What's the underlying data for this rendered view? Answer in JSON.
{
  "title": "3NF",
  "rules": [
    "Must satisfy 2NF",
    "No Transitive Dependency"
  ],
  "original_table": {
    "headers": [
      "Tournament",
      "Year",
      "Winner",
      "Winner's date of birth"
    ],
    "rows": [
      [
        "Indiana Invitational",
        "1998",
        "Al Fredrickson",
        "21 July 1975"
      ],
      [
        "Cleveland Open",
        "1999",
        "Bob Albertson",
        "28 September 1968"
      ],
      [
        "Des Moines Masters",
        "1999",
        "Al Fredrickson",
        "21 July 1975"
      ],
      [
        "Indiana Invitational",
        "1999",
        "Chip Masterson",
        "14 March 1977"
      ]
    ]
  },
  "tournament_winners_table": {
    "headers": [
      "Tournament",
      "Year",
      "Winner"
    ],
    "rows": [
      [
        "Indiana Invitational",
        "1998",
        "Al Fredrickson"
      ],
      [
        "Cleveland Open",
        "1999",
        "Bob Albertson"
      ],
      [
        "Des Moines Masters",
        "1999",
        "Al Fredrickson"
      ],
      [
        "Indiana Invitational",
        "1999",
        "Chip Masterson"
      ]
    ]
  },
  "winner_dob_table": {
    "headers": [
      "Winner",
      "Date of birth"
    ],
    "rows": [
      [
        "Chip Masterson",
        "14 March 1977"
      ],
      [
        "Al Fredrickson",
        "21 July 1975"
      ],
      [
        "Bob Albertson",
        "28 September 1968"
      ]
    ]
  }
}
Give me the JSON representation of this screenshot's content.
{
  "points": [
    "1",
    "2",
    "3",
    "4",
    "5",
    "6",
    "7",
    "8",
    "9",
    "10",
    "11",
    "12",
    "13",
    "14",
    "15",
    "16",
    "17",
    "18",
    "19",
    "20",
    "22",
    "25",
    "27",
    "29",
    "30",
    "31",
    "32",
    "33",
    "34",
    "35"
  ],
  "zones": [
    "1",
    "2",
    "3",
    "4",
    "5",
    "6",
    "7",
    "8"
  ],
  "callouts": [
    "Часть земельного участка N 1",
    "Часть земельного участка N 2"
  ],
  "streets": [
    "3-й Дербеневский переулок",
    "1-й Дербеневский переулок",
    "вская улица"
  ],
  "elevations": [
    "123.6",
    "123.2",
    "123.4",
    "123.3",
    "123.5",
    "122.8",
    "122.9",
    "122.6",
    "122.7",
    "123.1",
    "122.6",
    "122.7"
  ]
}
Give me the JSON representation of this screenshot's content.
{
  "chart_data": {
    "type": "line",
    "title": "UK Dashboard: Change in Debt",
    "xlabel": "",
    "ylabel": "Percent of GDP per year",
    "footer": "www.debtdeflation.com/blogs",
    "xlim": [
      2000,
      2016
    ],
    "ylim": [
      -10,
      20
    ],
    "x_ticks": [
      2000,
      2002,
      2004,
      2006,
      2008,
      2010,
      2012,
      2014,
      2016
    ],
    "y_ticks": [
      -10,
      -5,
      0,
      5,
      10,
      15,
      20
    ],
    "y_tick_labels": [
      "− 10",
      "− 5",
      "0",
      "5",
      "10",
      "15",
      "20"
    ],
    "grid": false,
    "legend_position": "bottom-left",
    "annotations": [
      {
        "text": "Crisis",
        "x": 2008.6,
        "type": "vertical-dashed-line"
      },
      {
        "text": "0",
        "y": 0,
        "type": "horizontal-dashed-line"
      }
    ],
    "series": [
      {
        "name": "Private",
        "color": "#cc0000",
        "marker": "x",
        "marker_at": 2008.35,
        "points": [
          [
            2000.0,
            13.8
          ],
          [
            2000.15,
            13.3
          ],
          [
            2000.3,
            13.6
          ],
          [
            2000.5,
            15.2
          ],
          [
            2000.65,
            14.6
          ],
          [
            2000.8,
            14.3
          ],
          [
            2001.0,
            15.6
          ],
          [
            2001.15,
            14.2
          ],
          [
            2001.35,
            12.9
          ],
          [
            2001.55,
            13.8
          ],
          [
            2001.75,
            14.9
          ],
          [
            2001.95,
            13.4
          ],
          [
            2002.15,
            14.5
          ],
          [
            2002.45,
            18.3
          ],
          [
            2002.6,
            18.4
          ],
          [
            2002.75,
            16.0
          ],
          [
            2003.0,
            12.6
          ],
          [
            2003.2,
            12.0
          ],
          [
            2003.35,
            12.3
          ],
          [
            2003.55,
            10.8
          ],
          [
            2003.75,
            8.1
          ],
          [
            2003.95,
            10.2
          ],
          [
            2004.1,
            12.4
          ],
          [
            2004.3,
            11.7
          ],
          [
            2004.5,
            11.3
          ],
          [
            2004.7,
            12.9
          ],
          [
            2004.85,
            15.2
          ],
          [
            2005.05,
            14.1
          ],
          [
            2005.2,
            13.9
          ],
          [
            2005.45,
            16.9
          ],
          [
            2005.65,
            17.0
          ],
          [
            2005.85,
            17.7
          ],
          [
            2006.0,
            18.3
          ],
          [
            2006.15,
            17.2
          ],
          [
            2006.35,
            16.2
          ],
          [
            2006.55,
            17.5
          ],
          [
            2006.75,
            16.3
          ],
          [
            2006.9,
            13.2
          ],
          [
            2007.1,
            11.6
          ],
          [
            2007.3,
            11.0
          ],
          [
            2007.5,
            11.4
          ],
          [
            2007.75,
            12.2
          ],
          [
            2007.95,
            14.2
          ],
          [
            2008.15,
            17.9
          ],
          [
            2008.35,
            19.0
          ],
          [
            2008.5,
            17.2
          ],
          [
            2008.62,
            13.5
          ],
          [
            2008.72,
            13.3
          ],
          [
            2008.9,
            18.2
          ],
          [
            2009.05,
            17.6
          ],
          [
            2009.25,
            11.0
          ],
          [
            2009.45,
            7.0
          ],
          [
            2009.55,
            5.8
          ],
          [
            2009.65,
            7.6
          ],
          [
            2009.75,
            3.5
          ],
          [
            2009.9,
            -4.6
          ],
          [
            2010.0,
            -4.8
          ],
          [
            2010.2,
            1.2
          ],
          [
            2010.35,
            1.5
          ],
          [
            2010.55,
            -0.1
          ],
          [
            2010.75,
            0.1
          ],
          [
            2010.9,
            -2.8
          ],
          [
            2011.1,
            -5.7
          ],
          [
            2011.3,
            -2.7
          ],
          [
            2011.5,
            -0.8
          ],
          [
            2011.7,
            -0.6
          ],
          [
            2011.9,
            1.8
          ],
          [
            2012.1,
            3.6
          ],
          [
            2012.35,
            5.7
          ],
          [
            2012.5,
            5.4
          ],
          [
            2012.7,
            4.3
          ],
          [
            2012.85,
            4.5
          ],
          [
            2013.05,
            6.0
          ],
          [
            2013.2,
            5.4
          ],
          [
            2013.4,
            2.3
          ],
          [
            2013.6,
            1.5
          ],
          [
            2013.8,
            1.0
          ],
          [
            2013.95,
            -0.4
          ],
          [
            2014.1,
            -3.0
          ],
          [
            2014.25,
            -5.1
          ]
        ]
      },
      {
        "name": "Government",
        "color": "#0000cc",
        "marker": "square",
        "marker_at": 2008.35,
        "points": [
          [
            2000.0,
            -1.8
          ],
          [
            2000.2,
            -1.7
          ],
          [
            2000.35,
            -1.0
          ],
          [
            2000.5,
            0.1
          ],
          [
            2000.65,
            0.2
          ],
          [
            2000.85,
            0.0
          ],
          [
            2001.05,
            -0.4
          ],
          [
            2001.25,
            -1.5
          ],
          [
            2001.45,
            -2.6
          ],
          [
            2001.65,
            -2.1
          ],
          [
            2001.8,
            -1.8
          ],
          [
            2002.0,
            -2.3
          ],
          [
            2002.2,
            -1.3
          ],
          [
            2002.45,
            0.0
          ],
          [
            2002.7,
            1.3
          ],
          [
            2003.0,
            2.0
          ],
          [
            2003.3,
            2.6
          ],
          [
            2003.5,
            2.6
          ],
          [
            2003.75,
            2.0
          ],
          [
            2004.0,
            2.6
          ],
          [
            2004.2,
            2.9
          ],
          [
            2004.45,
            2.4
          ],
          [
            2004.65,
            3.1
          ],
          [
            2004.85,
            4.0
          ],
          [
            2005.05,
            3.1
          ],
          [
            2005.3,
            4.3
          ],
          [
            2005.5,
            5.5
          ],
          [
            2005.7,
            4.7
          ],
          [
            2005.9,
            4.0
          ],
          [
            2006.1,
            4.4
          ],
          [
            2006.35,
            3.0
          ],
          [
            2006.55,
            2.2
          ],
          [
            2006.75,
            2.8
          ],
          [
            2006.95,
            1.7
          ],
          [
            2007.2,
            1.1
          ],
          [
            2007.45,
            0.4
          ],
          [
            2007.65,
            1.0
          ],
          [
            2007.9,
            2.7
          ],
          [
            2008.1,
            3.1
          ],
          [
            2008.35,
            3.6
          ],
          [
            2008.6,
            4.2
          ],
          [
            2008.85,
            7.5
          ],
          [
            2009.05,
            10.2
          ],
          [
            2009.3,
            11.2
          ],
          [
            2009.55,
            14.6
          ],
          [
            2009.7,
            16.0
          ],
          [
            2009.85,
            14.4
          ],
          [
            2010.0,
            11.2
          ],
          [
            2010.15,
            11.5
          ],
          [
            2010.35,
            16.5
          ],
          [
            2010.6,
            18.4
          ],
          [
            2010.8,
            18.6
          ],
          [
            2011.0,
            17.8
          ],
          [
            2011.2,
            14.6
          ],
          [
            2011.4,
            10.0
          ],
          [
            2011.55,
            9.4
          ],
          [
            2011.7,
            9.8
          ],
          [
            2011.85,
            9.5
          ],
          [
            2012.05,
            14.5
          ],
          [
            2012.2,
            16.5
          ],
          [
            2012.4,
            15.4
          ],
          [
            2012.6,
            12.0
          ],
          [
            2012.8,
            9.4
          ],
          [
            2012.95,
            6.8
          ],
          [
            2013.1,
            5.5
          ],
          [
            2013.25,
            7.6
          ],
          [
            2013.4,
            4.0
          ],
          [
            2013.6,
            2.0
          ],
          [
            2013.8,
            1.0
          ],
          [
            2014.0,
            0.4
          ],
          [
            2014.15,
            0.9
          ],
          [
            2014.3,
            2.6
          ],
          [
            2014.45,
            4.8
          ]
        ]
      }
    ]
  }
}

## Task description
Check each line of the records for "title" and copy the ones that contain it.

## Exercise result
  "title": "3NF",
    "title": "UK Dashboard: Change in Debt",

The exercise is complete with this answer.